§ **OBJECTIVE**
Return the records, each one exactly as written.

§ **GIVEN ENTRIES**

+-------+

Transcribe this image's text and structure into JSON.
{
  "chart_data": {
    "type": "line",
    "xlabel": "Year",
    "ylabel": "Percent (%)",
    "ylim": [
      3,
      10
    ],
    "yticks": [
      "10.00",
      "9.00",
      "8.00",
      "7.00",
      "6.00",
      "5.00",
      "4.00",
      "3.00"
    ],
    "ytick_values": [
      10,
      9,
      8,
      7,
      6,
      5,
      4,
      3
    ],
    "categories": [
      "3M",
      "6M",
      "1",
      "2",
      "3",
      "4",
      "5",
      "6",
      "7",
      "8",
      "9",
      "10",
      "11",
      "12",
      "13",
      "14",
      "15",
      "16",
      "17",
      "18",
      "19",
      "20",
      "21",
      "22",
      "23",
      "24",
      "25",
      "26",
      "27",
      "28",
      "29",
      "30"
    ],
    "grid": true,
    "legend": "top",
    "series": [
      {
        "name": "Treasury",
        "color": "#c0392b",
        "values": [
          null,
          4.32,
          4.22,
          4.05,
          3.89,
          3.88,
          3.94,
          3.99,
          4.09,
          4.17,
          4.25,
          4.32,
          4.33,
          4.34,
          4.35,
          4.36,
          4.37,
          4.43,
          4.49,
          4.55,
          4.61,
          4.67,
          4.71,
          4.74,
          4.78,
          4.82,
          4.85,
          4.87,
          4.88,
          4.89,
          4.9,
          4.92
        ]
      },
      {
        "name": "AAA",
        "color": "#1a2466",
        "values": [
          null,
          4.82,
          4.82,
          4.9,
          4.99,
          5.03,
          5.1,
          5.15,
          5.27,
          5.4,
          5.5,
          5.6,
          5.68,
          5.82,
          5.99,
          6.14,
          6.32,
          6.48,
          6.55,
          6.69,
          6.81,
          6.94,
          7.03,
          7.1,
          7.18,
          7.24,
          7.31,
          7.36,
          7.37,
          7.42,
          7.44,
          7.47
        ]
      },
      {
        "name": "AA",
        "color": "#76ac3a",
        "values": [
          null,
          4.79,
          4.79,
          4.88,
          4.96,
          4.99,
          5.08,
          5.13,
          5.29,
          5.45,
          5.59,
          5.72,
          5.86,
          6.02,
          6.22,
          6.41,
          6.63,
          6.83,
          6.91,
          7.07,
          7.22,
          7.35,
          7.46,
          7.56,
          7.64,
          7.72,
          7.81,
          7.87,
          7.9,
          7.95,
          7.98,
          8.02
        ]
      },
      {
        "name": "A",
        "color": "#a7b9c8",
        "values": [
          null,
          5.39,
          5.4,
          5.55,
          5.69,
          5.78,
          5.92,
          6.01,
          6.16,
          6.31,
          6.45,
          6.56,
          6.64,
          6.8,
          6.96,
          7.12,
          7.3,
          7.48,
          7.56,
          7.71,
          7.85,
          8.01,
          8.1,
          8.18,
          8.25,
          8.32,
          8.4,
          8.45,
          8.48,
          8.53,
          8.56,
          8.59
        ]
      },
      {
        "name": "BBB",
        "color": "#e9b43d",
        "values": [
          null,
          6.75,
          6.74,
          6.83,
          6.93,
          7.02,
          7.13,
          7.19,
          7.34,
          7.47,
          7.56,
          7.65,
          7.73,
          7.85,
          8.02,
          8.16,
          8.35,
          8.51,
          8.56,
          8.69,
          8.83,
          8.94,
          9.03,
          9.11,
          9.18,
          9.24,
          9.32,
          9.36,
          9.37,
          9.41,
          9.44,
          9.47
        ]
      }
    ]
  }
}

+-------+

§ **COMPLETE OUTPUT**
Transcribe this image's text and structure into JSON.
{
  "chart_data": {
    "type": "line",
    "xlabel": "Year",
    "ylabel": "Percent (%)",
    "ylim": [
      3,
      10
    ],
    "yticks": [
      "10.00",
      "9.00",
      "8.00",
      "7.00",
      "6.00",
      "5.00",
      "4.00",
      "3.00"
    ],
    "ytick_values": [
      10,
      9,
      8,
      7,
      6,
      5,
      4,
      3
    ],
    "categories": [
      "3M",
      "6M",
      "1",
      "2",
      "3",
      "4",
      "5",
      "6",
      "7",
      "8",
      "9",
      "10",
      "11",
      "12",
      "13",
      "14",
      "15",
      "16",
      "17",
      "18",
      "19",
      "20",
      "21",
      "22",
      "23",
      "24",
      "25",
      "26",
      "27",
      "28",
      "29",
      "30"
    ],
    "grid": true,
    "legend": "top",
    "series": [
      {
        "name": "Treasury",
        "color": "#c0392b",
        "values": [
          null,
          4.32,
          4.22,
          4.05,
          3.89,
          3.88,
          3.94,
          3.99,
          4.09,
          4.17,
          4.25,
          4.32,
          4.33,
          4.34,
          4.35,
          4.36,
          4.37,
          4.43,
          4.49,
          4.55,
          4.61,
          4.67,
          4.71,
          4.74,
          4.78,
          4.82,
          4.85,
          4.87,
          4.88,
          4.89,
          4.9,
          4.92
        ]
      },
      {
        "name": "AAA",
        "color": "#1a2466",
        "values": [
          null,
          4.82,
          4.82,
          4.9,
          4.99,
          5.03,
          5.1,
          5.15,
          5.27,
          5.4,
          5.5,
          5.6,
          5.68,
          5.82,
          5.99,
          6.14,
          6.32,
          6.48,
          6.55,
          6.69,
          6.81,
          6.94,
          7.03,
          7.1,
          7.18,
          7.24,
          7.31,
          7.36,
          7.37,
          7.42,
          7.44,
          7.47
        ]
      },
      {
        "name": "AA",
        "color": "#76ac3a",
        "values": [
          null,
          4.79,
          4.79,
          4.88,
          4.96,
          4.99,
          5.08,
          5.13,
          5.29,
          5.45,
          5.59,
          5.72,
          5.86,
          6.02,
          6.22,
          6.41,
          6.63,
          6.83,
          6.91,
          7.07,
          7.22,
          7.35,
          7.46,
          7.56,
          7.64,
          7.72,
          7.81,
          7.87,
          7.9,
          7.95,
          7.98,
          8.02
        ]
      },
      {
        "name": "A",
        "color": "#a7b9c8",
        "values": [
          null,
          5.39,
          5.4,
          5.55,
          5.69,
          5.78,
          5.92,
          6.01,
          6.16,
          6.31,
          6.45,
          6.56,
          6.64,
          6.8,
          6.96,
          7.12,
          7.3,
          7.48,
          7.56,
          7.71,
          7.85,
          8.01,
          8.1,
          8.18,
          8.25,
          8.32,
          8.4,
          8.45,
          8.48,
          8.53,
          8.56,
          8.59
        ]
      },
      {
        "name": "BBB",
        "color": "#e9b43d",
        "values": [
          null,
          6.75,
          6.74,
          6.83,
          6.93,
          7.02,
          7.13,
          7.19,
          7.34,
          7.47,
          7.56,
          7.65,
          7.73,
          7.85,
          8.02,
          8.16,
          8.35,
          8.51,
          8.56,
          8.69,
          8.83,
          8.94,
          9.03,
          9.11,
          9.18,
          9.24,
          9.32,
          9.36,
          9.37,
          9.41,
          9.44,
          9.47
        ]
      }
    ]
  }
}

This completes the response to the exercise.